Task description
Please output the lines shown below exactly as they appear.

Dataset records
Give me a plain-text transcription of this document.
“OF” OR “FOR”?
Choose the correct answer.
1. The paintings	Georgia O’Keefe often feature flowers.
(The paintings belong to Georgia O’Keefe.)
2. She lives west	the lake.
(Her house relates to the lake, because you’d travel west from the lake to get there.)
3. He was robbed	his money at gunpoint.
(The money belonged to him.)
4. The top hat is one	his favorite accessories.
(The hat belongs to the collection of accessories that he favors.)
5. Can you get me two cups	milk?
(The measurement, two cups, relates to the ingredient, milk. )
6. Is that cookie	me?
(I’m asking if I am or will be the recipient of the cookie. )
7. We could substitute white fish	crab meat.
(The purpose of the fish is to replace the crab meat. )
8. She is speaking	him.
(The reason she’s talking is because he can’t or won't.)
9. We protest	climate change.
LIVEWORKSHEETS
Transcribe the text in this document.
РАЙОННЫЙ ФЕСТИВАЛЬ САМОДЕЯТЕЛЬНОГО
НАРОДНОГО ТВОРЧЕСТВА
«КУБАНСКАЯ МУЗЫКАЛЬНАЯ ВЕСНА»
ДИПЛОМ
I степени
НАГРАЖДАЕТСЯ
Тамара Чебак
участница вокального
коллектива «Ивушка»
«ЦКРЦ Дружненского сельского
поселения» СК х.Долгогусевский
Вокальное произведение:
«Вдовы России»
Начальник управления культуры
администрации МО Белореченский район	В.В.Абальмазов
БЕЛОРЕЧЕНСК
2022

Response to the exercise
Give me a plain-text transcription of this document.
“OF” OR “FOR”?
Choose the correct answer.
1. The paintings	Georgia O’Keefe often feature flowers.
(The paintings belong to Georgia O’Keefe.)
2. She lives west	the lake.
(Her house relates to the lake, because you’d travel west from the lake to get there.)
3. He was robbed	his money at gunpoint.
(The money belonged to him.)
4. The top hat is one	his favorite accessories.
(The hat belongs to the collection of accessories that he favors.)
5. Can you get me two cups	milk?
(The measurement, two cups, relates to the ingredient, milk. )
6. Is that cookie	me?
(I’m asking if I am or will be the recipient of the cookie. )
7. We could substitute white fish	crab meat.
(The purpose of the fish is to replace the crab meat. )
8. She is speaking	him.
(The reason she’s talking is because he can’t or won't.)
9. We protest	climate change.
LIVEWORKSHEETS
Transcribe the text in this document.
РАЙОННЫЙ ФЕСТИВАЛЬ САМОДЕЯТЕЛЬНОГО
НАРОДНОГО ТВОРЧЕСТВА
«КУБАНСКАЯ МУЗЫКАЛЬНАЯ ВЕСНА»
ДИПЛОМ
I степени
НАГРАЖДАЕТСЯ
Тамара Чебак
участница вокального
коллектива «Ивушка»
«ЦКРЦ Дружненского сельского
поселения» СК х.Долгогусевский
Вокальное произведение:
«Вдовы России»
Начальник управления культуры
администрации МО Белореченский район	В.В.Абальмазов
БЕЛОРЕЧЕНСК
2022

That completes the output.